Your task is to transcribe the data in full.

^^^^^^^^^^^^^^^^

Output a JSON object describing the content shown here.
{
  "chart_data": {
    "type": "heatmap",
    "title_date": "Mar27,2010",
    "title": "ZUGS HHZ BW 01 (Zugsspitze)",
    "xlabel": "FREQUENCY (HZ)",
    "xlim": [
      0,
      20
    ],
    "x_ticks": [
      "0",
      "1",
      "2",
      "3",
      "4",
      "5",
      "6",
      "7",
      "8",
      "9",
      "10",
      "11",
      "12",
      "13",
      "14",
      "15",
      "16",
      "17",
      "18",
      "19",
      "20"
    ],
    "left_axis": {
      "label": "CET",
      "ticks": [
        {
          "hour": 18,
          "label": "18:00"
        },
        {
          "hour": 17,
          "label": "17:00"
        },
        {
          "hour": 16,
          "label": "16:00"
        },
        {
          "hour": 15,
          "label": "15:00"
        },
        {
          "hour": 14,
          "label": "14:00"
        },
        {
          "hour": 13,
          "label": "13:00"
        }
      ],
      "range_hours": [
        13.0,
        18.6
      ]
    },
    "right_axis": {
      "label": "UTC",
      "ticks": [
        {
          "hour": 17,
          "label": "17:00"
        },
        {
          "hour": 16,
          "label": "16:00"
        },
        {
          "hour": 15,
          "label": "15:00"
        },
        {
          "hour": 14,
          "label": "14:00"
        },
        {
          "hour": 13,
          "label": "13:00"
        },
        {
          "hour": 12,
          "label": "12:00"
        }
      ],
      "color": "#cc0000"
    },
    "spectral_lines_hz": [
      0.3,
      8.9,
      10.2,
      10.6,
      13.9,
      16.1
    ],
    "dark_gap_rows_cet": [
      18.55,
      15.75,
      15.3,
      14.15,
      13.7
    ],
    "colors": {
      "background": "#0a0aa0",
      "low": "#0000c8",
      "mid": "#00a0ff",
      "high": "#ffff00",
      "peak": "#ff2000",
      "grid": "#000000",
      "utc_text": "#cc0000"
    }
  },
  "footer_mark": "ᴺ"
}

^^^^^^^^^^^^^^^^

The response
Output a JSON object describing the content shown here.
{
  "chart_data": {
    "type": "heatmap",
    "title_date": "Mar27,2010",
    "title": "ZUGS HHZ BW 01 (Zugsspitze)",
    "xlabel": "FREQUENCY (HZ)",
    "xlim": [
      0,
      20
    ],
    "x_ticks": [
      "0",
      "1",
      "2",
      "3",
      "4",
      "5",
      "6",
      "7",
      "8",
      "9",
      "10",
      "11",
      "12",
      "13",
      "14",
      "15",
      "16",
      "17",
      "18",
      "19",
      "20"
    ],
    "left_axis": {
      "label": "CET",
      "ticks": [
        {
          "hour": 18,
          "label": "18:00"
        },
        {
          "hour": 17,
          "label": "17:00"
        },
        {
          "hour": 16,
          "label": "16:00"
        },
        {
          "hour": 15,
          "label": "15:00"
        },
        {
          "hour": 14,
          "label": "14:00"
        },
        {
          "hour": 13,
          "label": "13:00"
        }
      ],
      "range_hours": [
        13.0,
        18.6
      ]
    },
    "right_axis": {
      "label": "UTC",
      "ticks": [
        {
          "hour": 17,
          "label": "17:00"
        },
        {
          "hour": 16,
          "label": "16:00"
        },
        {
          "hour": 15,
          "label": "15:00"
        },
        {
          "hour": 14,
          "label": "14:00"
        },
        {
          "hour": 13,
          "label": "13:00"
        },
        {
          "hour": 12,
          "label": "12:00"
        }
      ],
      "color": "#cc0000"
    },
    "spectral_lines_hz": [
      0.3,
      8.9,
      10.2,
      10.6,
      13.9,
      16.1
    ],
    "dark_gap_rows_cet": [
      18.55,
      15.75,
      15.3,
      14.15,
      13.7
    ],
    "colors": {
      "background": "#0a0aa0",
      "low": "#0000c8",
      "mid": "#00a0ff",
      "high": "#ffff00",
      "peak": "#ff2000",
      "grid": "#000000",
      "utc_text": "#cc0000"
    }
  },
  "footer_mark": "ᴺ"
}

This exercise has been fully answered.